++++ Source material

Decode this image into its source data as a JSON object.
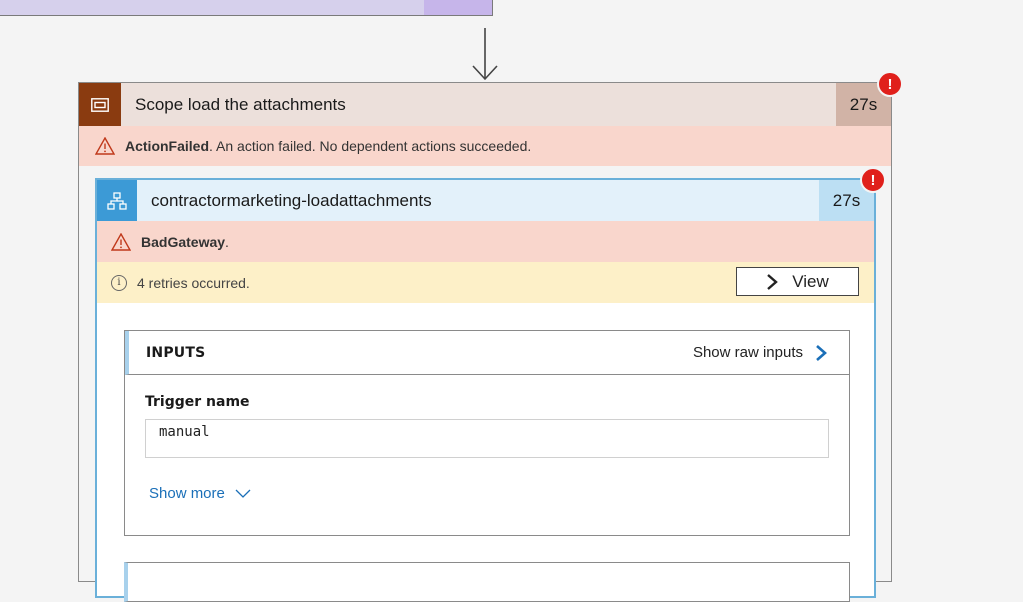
{
  "scope": {
    "title": "Scope load the attachments",
    "duration": "27s",
    "error_code": "ActionFailed",
    "error_message": ". An action failed. No dependent actions succeeded.",
    "badge": "!"
  },
  "action": {
    "title": "contractormarketing-loadattachments",
    "duration": "27s",
    "error_code": "BadGateway",
    "error_suffix": ".",
    "badge": "!",
    "retries_text": "4 retries occurred.",
    "view_label": "View"
  },
  "inputs": {
    "heading": "INPUTS",
    "raw_link": "Show raw inputs",
    "field_label": "Trigger name",
    "field_value": "manual",
    "show_more": "Show more"
  },
  "icons": {
    "scope": "scope-icon",
    "action": "workflow-icon",
    "warning": "warning-icon",
    "info": "info-icon"
  },
  "colors": {
    "scope_accent": "#8a3b10",
    "action_accent": "#3c9ad6",
    "error_bg": "#f9d6cc",
    "retry_bg": "#fdf0c8",
    "link": "#1a6fb8",
    "badge": "#e0201b"
  }
}
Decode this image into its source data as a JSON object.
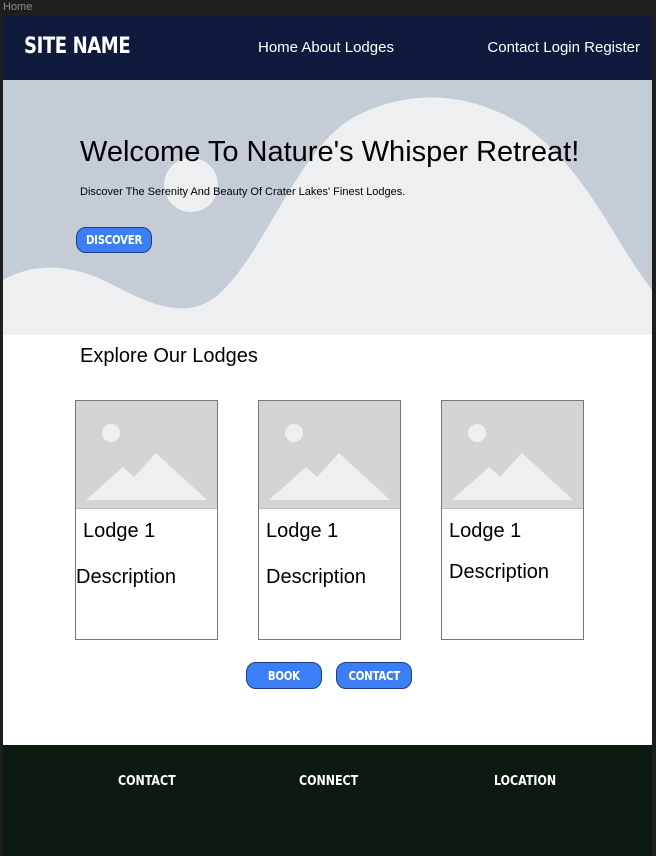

++++++++

◆ What is being asked ◆
Quote the preceding listing precisely and completely, omitting its images.

◆ Answer for the task ◆
Decode this image into its source data as a JSON object.
{
  "scope": {
    "title": "Scope load the attachments",
    "duration": "27s",
    "error_code": "ActionFailed",
    "error_message": ". An action failed. No dependent actions succeeded.",
    "badge": "!"
  },
  "action": {
    "title": "contractormarketing-loadattachments",
    "duration": "27s",
    "error_code": "BadGateway",
    "error_suffix": ".",
    "badge": "!",
    "retries_text": "4 retries occurred.",
    "view_label": "View"
  },
  "inputs": {
    "heading": "INPUTS",
    "raw_link": "Show raw inputs",
    "field_label": "Trigger name",
    "field_value": "manual",
    "show_more": "Show more"
  },
  "icons": {
    "scope": "scope-icon",
    "action": "workflow-icon",
    "warning": "warning-icon",
    "info": "info-icon"
  },
  "colors": {
    "scope_accent": "#8a3b10",
    "action_accent": "#3c9ad6",
    "error_bg": "#f9d6cc",
    "retry_bg": "#fdf0c8",
    "link": "#1a6fb8",
    "badge": "#e0201b"
  }
}
Decode this image into its source data as a JSON object.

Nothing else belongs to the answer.